--- Dataset ---

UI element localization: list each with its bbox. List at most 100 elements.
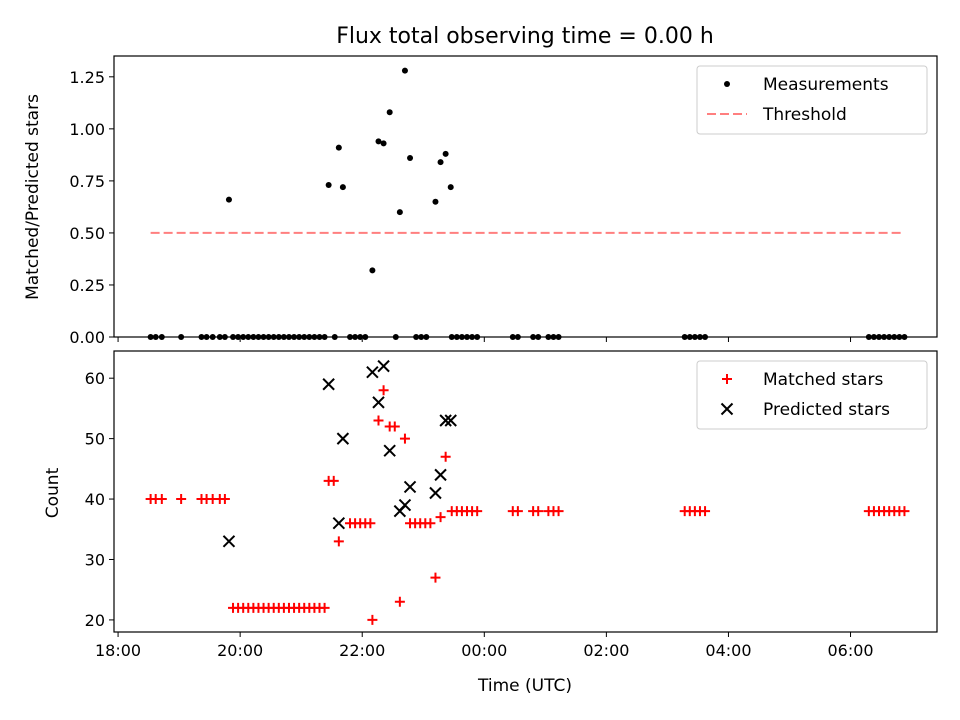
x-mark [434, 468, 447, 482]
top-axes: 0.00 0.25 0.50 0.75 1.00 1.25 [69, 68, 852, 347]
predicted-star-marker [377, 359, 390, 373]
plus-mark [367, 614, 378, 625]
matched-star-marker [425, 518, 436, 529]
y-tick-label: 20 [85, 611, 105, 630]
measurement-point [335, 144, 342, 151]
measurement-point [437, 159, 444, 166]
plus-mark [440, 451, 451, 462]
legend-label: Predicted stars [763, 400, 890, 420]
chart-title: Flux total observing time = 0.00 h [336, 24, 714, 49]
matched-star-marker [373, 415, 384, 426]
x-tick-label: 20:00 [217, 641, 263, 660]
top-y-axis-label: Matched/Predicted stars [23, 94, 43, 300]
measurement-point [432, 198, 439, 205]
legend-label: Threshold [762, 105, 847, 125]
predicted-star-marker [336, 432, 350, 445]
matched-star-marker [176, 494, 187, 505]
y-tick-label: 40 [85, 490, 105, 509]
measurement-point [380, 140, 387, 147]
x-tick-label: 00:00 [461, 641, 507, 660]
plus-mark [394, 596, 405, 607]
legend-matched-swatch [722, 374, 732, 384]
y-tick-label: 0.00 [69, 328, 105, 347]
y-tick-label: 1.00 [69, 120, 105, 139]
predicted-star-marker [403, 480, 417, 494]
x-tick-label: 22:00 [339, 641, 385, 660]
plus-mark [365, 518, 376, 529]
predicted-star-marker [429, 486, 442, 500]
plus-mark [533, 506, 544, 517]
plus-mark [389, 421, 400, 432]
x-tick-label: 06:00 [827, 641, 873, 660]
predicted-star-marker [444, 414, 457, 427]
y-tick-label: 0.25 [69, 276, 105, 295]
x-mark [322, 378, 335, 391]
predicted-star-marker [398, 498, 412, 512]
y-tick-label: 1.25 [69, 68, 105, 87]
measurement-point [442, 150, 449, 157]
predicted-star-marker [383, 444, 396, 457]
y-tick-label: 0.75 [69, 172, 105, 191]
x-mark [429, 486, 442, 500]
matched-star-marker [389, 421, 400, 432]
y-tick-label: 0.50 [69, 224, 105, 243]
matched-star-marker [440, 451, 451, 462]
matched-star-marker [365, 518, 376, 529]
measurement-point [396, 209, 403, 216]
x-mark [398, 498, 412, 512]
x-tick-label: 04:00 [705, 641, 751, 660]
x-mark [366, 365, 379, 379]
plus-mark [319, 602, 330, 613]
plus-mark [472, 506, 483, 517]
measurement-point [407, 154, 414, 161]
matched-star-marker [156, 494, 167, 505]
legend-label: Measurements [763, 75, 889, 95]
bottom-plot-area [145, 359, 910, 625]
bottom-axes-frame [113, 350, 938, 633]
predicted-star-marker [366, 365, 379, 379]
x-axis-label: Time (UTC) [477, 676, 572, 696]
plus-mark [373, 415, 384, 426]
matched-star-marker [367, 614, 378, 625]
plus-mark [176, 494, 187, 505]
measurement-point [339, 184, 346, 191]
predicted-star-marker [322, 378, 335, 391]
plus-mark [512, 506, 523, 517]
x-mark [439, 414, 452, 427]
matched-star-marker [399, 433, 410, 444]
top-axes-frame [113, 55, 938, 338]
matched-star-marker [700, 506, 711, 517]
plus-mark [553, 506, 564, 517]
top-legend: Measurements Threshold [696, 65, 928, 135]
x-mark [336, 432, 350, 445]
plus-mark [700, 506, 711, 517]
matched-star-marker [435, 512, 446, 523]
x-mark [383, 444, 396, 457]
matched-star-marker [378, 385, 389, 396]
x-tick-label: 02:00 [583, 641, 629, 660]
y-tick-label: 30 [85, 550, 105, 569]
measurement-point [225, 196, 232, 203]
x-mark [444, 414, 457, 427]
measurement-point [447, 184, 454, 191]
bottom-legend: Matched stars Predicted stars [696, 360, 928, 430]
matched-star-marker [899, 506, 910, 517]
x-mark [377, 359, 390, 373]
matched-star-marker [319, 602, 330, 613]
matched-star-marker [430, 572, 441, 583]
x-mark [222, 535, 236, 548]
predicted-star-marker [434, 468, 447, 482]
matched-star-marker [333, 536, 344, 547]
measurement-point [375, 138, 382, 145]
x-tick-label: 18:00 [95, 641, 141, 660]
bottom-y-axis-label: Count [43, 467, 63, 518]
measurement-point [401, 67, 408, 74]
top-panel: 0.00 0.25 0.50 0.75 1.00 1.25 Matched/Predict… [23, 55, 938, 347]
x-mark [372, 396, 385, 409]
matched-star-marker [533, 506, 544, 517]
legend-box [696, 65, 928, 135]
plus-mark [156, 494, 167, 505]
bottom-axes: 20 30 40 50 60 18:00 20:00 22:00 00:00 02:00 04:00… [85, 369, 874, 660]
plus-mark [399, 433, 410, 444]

--

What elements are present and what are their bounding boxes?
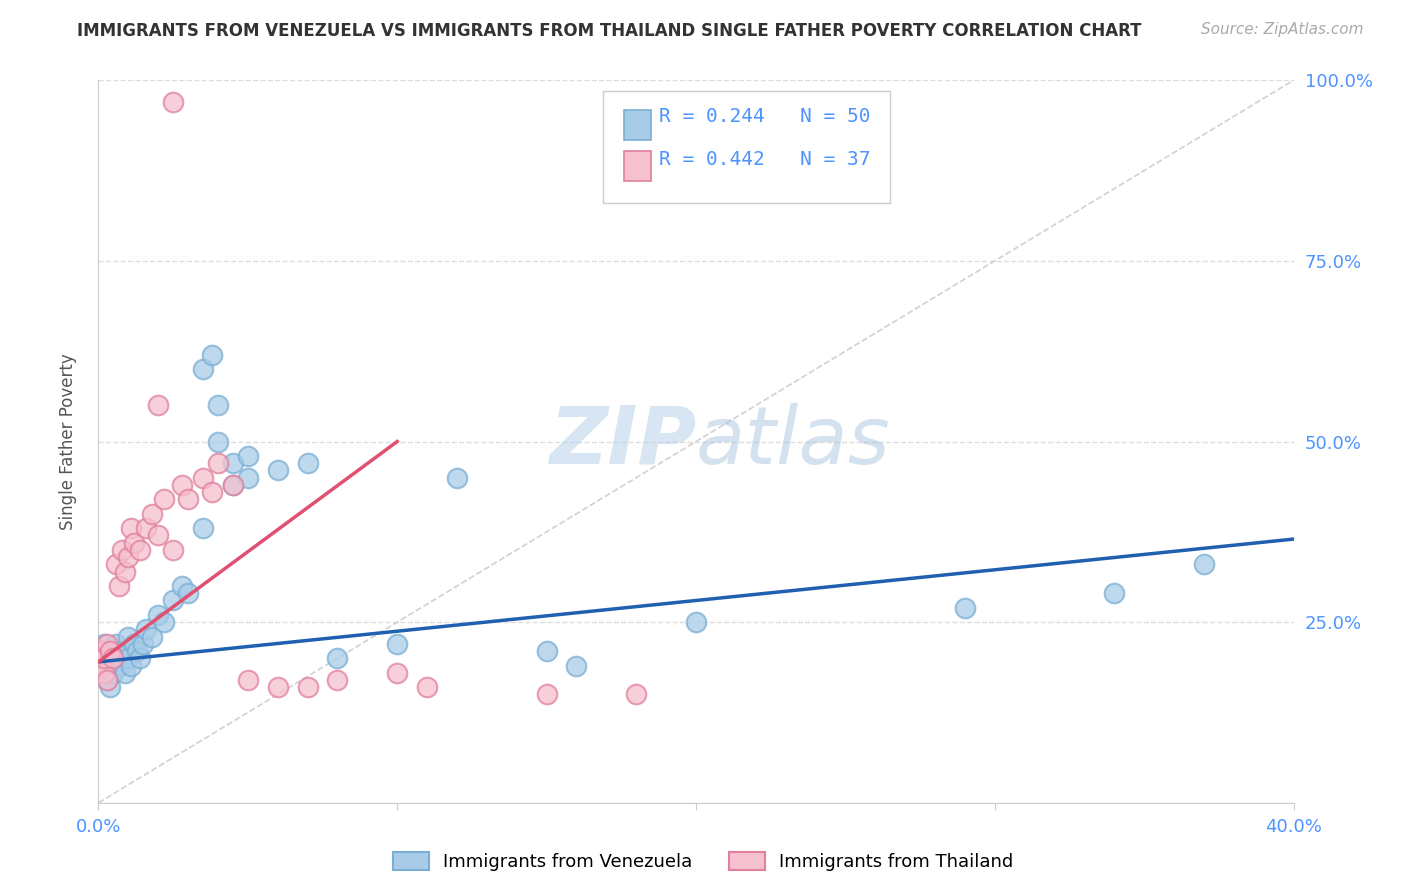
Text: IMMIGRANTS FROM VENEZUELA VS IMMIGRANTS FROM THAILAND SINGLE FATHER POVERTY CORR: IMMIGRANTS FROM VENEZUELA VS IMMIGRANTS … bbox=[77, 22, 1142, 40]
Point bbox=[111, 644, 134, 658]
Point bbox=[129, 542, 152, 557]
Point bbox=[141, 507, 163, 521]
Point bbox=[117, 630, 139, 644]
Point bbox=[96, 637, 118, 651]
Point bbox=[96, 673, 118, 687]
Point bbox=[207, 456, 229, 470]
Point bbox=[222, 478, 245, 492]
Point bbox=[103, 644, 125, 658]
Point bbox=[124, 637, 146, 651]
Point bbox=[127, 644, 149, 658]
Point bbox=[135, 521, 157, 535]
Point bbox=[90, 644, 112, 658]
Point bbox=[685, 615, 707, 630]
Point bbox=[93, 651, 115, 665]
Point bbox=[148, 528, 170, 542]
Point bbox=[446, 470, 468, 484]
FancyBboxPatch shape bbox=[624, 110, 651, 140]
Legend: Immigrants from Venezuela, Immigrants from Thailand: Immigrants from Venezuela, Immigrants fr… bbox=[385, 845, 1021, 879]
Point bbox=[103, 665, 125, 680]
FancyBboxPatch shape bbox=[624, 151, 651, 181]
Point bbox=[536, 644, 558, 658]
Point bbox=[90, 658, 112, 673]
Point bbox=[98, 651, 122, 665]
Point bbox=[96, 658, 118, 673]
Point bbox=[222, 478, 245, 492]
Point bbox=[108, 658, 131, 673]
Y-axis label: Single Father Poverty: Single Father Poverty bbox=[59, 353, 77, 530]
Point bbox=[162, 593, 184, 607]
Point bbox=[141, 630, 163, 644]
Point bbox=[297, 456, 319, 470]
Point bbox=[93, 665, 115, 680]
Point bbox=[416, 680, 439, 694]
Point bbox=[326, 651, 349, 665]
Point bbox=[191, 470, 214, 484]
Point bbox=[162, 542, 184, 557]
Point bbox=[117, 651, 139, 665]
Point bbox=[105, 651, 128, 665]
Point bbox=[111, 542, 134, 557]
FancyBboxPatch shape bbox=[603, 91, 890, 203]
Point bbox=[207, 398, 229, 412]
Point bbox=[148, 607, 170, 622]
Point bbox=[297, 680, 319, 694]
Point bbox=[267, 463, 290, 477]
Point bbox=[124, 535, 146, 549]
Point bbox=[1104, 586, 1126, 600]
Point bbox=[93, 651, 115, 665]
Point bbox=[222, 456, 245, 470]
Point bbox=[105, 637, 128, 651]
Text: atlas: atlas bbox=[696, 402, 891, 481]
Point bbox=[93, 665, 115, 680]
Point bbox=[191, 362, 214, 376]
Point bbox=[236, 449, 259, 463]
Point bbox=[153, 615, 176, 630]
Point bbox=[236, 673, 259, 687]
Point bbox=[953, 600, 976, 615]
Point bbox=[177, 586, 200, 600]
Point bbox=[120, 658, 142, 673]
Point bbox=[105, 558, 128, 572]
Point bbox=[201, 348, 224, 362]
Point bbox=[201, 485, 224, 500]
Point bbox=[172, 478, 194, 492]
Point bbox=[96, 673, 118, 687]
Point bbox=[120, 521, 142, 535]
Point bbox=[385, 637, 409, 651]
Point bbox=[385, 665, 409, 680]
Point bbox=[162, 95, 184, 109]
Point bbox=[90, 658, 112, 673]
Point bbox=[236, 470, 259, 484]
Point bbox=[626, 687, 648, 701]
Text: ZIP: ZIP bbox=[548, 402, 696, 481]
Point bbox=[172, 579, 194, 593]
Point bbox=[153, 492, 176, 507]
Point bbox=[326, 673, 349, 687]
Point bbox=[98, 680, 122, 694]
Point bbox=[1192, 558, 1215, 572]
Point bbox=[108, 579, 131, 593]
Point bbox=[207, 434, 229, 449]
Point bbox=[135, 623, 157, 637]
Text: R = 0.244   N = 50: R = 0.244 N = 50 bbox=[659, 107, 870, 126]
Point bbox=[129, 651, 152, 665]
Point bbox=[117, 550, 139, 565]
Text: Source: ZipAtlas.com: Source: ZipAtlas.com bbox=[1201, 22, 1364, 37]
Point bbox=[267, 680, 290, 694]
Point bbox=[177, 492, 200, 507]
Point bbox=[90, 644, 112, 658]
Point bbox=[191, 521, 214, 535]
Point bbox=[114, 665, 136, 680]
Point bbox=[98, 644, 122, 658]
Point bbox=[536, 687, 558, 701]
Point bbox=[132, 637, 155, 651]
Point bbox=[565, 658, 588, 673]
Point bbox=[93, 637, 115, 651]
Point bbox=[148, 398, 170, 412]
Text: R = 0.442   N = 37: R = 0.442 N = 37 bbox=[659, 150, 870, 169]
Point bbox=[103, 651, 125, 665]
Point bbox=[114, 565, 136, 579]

--- Task objective ---
Find every row above that contains the string "Text", matching case exactly, and copy each of those rows in full.

--- Exercise output ---
Text: IMMIGRANTS FROM VENEZUELA VS IMMIGRANTS FROM THAILAND SINGLE FATHER POVERTY CORR: IMMIGRANTS FROM VENEZUELA VS IMMIGRANTS … bbox=[77, 22, 1142, 40]
Text: atlas: atlas bbox=[696, 402, 891, 481]
Text: ZIP: ZIP bbox=[548, 402, 696, 481]
Text: R = 0.244   N = 50: R = 0.244 N = 50 bbox=[659, 107, 870, 126]
Text: Source: ZipAtlas.com: Source: ZipAtlas.com bbox=[1201, 22, 1364, 37]
Text: R = 0.442   N = 37: R = 0.442 N = 37 bbox=[659, 150, 870, 169]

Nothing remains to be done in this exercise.